WHAT IS ASKED |
Copy down every line where the string "chevron" shows up.

[Extracted data entries]
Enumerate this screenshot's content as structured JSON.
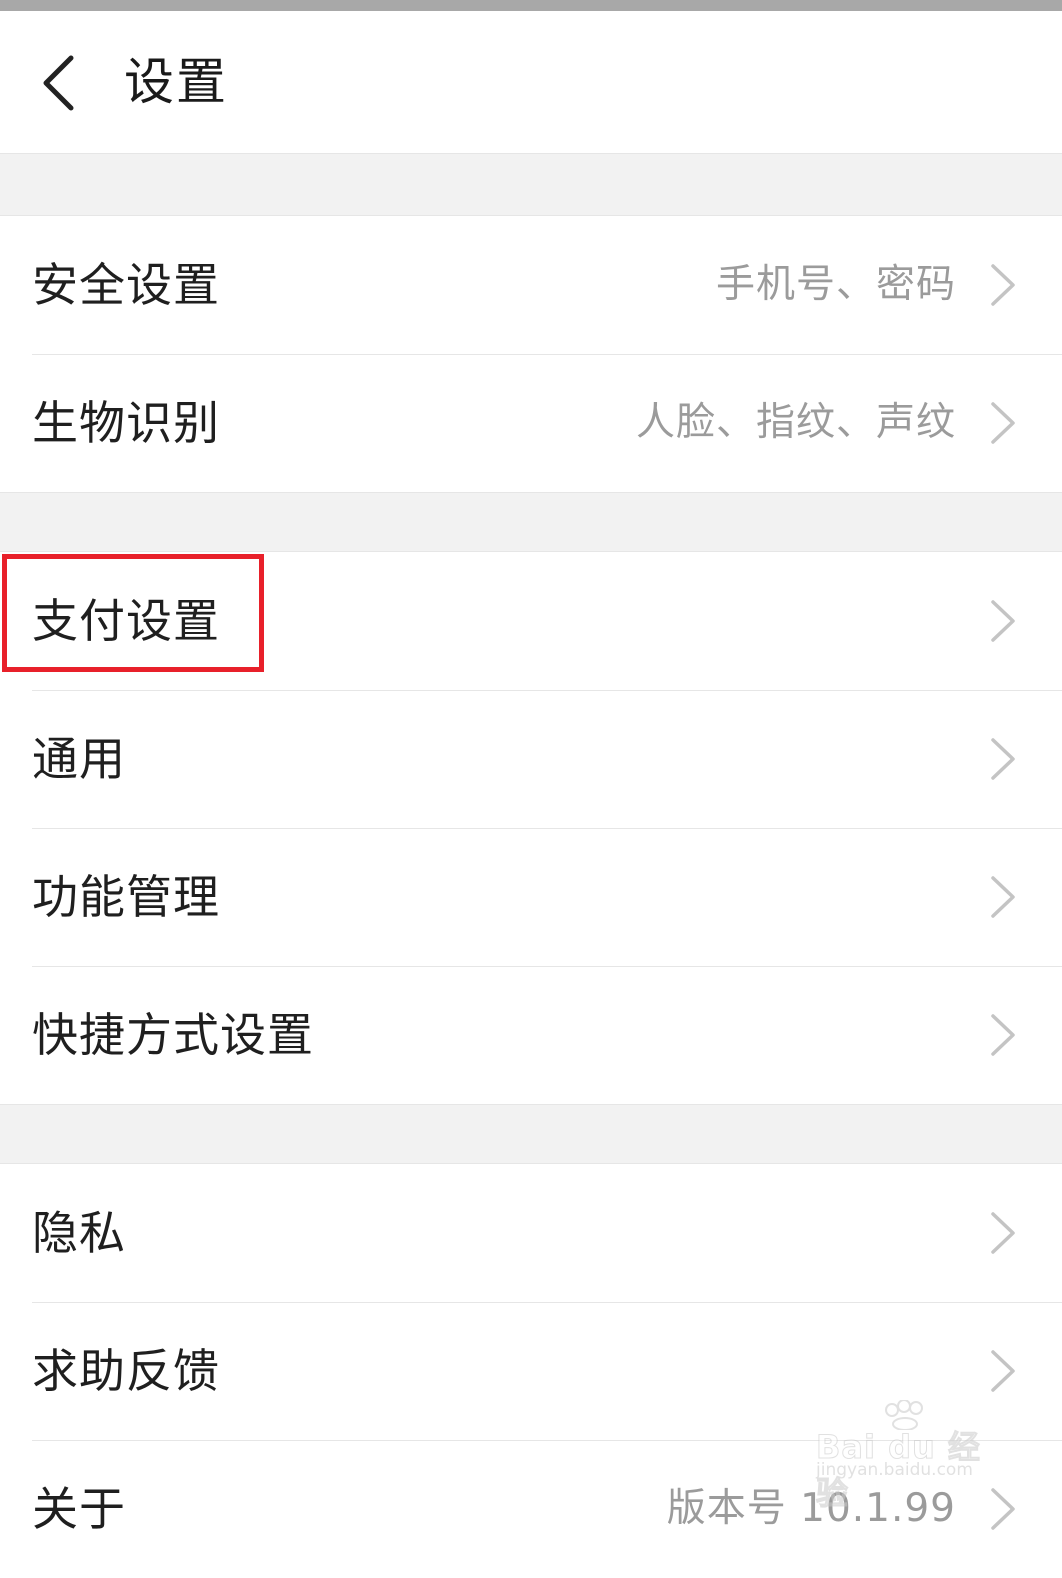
{
  "header": {
    "title": "设置",
    "back_icon": "chevron-left-icon"
  },
  "groups": [
    {
      "items": [
        {
          "label": "安全设置",
          "value": "手机号、密码"
        },
        {
          "label": "生物识别",
          "value": "人脸、指纹、声纹"
        }
      ]
    },
    {
      "items": [
        {
          "label": "支付设置",
          "value": ""
        },
        {
          "label": "通用",
          "value": ""
        },
        {
          "label": "功能管理",
          "value": ""
        },
        {
          "label": "快捷方式设置",
          "value": ""
        }
      ]
    },
    {
      "items": [
        {
          "label": "隐私",
          "value": ""
        },
        {
          "label": "求助反馈",
          "value": ""
        },
        {
          "label": "关于",
          "value": "版本号 10.1.99"
        }
      ]
    }
  ],
  "highlight": {
    "target": "支付设置",
    "color": "#e8202a"
  },
  "watermark": {
    "brand": "Bai du 经验",
    "url": "jingyan.baidu.com"
  },
  "colors": {
    "background": "#f2f2f2",
    "row_bg": "#ffffff",
    "label": "#1f1f1f",
    "value": "#9b9b9b",
    "chevron": "#c4c4c4"
  }
}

FULL SOLUTION |
    "back_icon": "chevron-left-icon"
    "chevron": "#c4c4c4"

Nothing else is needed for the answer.